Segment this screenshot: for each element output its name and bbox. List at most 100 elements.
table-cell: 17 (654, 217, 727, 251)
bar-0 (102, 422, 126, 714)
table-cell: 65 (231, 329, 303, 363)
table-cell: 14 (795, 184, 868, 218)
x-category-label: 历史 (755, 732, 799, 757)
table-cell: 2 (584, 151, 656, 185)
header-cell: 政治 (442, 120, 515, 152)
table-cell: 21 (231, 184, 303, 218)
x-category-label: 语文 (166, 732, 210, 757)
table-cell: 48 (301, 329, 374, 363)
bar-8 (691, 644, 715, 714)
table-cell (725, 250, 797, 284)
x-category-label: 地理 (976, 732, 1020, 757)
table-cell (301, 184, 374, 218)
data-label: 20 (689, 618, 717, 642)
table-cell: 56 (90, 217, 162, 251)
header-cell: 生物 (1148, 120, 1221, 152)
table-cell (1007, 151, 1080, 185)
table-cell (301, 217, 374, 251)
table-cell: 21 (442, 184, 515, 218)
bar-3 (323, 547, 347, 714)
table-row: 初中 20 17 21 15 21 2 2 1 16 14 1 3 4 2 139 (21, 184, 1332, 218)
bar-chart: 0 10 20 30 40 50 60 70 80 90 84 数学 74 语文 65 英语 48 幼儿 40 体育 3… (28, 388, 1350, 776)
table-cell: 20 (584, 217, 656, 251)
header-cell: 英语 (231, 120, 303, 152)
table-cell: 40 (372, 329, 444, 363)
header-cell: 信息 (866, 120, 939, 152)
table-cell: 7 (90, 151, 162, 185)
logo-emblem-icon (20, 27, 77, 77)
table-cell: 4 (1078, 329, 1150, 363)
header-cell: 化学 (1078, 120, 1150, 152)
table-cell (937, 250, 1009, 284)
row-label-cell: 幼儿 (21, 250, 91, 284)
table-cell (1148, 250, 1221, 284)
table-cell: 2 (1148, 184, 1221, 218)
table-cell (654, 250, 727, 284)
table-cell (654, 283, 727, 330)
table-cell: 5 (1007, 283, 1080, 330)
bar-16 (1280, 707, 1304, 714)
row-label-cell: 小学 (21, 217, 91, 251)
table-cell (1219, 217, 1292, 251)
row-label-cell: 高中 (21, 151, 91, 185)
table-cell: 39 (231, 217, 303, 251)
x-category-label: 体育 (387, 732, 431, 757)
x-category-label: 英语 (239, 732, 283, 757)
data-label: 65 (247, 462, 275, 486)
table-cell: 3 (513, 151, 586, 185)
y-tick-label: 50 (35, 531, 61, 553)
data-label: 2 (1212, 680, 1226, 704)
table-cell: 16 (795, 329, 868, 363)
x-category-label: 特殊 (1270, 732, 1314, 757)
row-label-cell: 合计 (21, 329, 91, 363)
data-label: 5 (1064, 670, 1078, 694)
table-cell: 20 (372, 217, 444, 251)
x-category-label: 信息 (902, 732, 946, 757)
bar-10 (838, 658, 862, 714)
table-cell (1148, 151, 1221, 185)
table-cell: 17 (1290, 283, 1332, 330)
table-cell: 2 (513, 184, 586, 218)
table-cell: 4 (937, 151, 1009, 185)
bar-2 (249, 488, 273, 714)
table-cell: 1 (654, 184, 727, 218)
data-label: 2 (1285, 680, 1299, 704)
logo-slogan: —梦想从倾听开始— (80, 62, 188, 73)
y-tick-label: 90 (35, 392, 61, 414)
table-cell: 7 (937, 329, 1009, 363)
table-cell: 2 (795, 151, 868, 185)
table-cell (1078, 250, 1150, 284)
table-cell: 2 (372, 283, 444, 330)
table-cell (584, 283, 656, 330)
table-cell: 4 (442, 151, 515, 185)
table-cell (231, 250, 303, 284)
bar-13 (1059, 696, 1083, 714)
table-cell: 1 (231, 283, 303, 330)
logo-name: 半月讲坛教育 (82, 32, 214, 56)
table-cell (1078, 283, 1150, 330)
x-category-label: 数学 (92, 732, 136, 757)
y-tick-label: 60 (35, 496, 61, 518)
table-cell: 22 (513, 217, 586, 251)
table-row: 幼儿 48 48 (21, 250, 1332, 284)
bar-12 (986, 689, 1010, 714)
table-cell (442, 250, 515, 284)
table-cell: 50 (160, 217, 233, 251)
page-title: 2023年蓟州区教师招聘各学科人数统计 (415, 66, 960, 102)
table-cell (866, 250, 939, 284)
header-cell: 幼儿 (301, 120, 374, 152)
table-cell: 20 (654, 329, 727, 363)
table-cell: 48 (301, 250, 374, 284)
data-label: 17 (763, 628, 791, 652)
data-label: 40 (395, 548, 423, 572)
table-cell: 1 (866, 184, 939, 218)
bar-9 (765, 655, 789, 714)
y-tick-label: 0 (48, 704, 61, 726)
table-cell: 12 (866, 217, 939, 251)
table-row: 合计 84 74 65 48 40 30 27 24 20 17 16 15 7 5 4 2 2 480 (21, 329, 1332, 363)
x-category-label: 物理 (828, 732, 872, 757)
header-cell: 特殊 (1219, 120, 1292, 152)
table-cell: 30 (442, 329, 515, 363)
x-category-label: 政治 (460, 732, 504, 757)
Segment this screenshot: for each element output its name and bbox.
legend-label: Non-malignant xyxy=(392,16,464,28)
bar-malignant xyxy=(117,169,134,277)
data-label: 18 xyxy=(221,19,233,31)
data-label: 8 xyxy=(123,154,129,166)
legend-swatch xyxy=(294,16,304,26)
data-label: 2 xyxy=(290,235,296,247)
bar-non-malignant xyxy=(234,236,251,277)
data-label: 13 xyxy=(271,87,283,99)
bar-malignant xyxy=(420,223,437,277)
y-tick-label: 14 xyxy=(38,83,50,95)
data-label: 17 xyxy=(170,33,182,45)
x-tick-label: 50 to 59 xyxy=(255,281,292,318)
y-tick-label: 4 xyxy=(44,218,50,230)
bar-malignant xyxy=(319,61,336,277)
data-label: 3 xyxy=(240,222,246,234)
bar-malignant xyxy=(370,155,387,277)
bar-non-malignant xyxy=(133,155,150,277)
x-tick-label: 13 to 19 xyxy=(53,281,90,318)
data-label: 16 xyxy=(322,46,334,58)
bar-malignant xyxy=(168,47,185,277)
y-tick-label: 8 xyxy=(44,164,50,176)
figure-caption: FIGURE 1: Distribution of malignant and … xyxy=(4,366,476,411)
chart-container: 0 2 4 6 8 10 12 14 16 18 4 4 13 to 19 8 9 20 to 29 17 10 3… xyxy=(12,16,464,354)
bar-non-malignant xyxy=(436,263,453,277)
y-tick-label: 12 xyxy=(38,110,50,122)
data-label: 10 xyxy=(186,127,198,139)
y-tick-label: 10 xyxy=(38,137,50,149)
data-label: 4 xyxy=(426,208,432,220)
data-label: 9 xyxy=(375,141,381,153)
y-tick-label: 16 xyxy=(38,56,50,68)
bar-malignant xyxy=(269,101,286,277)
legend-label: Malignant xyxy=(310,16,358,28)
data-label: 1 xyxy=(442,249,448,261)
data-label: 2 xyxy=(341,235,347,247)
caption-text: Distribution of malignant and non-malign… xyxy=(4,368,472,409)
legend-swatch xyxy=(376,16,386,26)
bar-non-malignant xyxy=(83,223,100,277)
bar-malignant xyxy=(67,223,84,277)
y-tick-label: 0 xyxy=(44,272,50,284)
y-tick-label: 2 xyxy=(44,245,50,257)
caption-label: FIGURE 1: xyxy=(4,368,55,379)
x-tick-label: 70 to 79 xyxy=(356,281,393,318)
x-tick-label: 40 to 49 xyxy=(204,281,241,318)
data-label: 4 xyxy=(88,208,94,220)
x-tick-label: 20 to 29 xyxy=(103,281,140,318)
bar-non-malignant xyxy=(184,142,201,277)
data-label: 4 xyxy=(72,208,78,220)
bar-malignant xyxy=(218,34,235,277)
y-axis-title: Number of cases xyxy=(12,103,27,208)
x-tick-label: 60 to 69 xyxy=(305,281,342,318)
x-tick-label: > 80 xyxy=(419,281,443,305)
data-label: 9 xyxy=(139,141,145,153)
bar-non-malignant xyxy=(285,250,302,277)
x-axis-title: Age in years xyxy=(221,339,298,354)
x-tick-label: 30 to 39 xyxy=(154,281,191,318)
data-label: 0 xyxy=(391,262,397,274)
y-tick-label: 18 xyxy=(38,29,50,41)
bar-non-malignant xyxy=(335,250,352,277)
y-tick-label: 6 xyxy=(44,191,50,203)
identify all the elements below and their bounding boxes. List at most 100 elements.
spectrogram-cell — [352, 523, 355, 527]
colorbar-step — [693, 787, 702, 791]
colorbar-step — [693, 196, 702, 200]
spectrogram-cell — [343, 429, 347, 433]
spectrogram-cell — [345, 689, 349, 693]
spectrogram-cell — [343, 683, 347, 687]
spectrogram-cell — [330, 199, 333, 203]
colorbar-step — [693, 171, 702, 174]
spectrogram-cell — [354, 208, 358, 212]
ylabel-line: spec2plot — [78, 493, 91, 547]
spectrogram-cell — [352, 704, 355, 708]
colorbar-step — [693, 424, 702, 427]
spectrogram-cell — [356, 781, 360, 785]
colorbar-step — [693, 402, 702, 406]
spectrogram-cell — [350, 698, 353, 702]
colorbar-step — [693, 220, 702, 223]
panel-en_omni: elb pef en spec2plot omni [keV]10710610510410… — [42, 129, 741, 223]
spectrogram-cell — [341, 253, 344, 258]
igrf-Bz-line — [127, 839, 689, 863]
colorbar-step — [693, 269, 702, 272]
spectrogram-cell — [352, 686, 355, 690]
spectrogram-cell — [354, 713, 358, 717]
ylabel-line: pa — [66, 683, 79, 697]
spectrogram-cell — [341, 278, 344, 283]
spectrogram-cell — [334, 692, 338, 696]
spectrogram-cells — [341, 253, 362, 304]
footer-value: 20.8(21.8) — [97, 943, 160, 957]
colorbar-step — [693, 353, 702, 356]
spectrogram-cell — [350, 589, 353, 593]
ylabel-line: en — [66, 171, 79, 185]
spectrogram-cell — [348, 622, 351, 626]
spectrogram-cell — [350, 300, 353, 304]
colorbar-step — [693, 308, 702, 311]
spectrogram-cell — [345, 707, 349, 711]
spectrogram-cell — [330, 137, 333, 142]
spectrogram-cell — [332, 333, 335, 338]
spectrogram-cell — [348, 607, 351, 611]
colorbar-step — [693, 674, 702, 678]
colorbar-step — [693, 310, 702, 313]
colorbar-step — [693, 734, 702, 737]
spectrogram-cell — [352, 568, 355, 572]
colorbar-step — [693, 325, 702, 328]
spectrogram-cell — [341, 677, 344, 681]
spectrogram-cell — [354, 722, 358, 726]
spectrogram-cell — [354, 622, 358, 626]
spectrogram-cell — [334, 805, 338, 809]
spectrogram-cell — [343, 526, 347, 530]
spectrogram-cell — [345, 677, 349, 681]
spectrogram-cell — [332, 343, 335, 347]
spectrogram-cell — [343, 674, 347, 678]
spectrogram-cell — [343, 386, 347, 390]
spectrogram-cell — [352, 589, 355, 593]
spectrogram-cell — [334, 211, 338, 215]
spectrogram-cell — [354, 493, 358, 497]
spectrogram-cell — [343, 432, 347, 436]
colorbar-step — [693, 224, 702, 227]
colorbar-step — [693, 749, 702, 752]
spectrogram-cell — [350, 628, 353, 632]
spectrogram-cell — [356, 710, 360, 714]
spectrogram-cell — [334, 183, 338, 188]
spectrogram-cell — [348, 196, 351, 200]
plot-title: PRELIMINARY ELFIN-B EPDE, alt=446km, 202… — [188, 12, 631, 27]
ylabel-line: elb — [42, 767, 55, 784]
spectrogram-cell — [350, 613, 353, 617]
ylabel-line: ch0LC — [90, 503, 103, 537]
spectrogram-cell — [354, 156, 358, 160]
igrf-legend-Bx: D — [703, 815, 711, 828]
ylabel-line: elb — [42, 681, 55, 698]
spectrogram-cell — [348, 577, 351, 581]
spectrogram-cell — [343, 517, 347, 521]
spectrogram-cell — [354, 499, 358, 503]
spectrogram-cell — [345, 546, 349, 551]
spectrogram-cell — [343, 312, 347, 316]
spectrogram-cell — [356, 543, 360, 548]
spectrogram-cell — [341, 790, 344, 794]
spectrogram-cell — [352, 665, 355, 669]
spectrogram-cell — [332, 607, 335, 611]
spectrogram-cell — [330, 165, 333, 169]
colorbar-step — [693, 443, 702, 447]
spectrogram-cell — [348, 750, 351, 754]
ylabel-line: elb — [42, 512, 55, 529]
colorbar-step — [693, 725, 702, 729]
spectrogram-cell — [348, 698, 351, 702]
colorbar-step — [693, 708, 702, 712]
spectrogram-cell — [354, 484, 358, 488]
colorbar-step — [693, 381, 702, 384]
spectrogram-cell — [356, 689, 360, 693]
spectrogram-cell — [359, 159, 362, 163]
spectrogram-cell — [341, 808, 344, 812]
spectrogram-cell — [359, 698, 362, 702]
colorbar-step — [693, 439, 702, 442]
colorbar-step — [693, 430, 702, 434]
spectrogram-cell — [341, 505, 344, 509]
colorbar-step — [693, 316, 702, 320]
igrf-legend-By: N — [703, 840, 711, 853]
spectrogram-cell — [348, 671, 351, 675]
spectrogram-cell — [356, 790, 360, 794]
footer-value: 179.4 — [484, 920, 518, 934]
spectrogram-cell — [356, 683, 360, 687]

- **Ihre Aufgabe**
Überführen Sie den Abschnitt vom Beginn der Daten bis einschließlich der Zeile mit „x-category-label: 特殊 (1270, 732, 1314, 757)“ in eine Markdown-Tabelle mit den Spalten „Nr.“ für die fortlaufende Zeilennummer und „Zeile“ für den Zeilentext. Leerzeilen sind dabei auszulassen.

- **Schriftliche Antwort**
| Nr. | Zeile |
|---|---|
| 1 | Segment this screenshot: for each element output its name and bbox. List at most 100 elements. |
| 2 | table-cell: 17 (654, 217, 727, 251) |
| 3 | bar-0 (102, 422, 126, 714) |
| 4 | table-cell: 65 (231, 329, 303, 363) |
| 5 | table-cell: 14 (795, 184, 868, 218) |
| 6 | x-category-label: 历史 (755, 732, 799, 757) |
| 7 | table-cell: 2 (584, 151, 656, 185) |
| 8 | header-cell: 政治 (442, 120, 515, 152) |
| 9 | table-cell: 21 (231, 184, 303, 218) |
| 10 | x-category-label: 语文 (166, 732, 210, 757) |
| 11 | table-cell: 48 (301, 329, 374, 363) |
| 12 | bar-8 (691, 644, 715, 714) |
| 13 | table-cell (725, 250, 797, 284) |
| 14 | x-category-label: 地理 (976, 732, 1020, 757) |
| 15 | table-cell (301, 184, 374, 218) |
| 16 | data-label: 20 (689, 618, 717, 642) |
| 17 | table-cell: 56 (90, 217, 162, 251) |
| 18 | header-cell: 生物 (1148, 120, 1221, 152) |
| 19 | table-cell (1007, 151, 1080, 185) |
| 20 | table-cell (301, 217, 374, 251) |
| 21 | table-cell: 21 (442, 184, 515, 218) |
| 22 | bar-3 (323, 547, 347, 714) |
| 23 | table-row: 初中 20 17 21 15 21 2 2 1 16 14 1 3 4 2 139 (21, 184, 1332, 218) |
| 24 | bar-chart: 0 10 20 30 40 50 60 70 80 90 84 数学 74 语文 65 英语 48 幼儿 40 体育 3… (28, 388, 1350, 776) |
| 25 | table-cell: 20 (584, 217, 656, 251) |
| 26 | header-cell: 英语 (231, 120, 303, 152) |
| 27 | table-cell: 40 (372, 329, 444, 363) |
| 28 | header-cell: 信息 (866, 120, 939, 152) |
| 29 | table-cell: 7 (90, 151, 162, 185) |
| 30 | logo-emblem-icon (20, 27, 77, 77) |
| 31 | table-cell: 4 (1078, 329, 1150, 363) |
| 32 | header-cell: 化学 (1078, 120, 1150, 152) |
| 33 | table-cell (937, 250, 1009, 284) |
| 34 | row-label-cell: 幼儿 (21, 250, 91, 284) |
| 35 | table-cell (1148, 250, 1221, 284) |
| 36 | table-cell: 2 (1148, 184, 1221, 218) |
| 37 | table-cell (654, 250, 727, 284) |
| 38 | table-cell (654, 283, 727, 330) |
| 39 | table-cell: 5 (1007, 283, 1080, 330) |
| 40 | bar-16 (1280, 707, 1304, 714) |
| 41 | row-label-cell: 小学 (21, 217, 91, 251) |
| 42 | table-cell (1219, 217, 1292, 251) |
| 43 | row-label-cell: 高中 (21, 151, 91, 185) |
| 44 | table-cell: 39 (231, 217, 303, 251) |
| 45 | x-category-label: 体育 (387, 732, 431, 757) |
| 46 | x-category-label: 英语 (239, 732, 283, 757) |
| 47 | data-label: 65 (247, 462, 275, 486) |
| 48 | table-cell: 3 (513, 151, 586, 185) |
| 49 | y-tick-label: 50 (35, 531, 61, 553) |
| 50 | data-label: 2 (1212, 680, 1226, 704) |
| 51 | table-cell: 16 (795, 329, 868, 363) |
| 52 | x-category-label: 特殊 (1270, 732, 1314, 757) |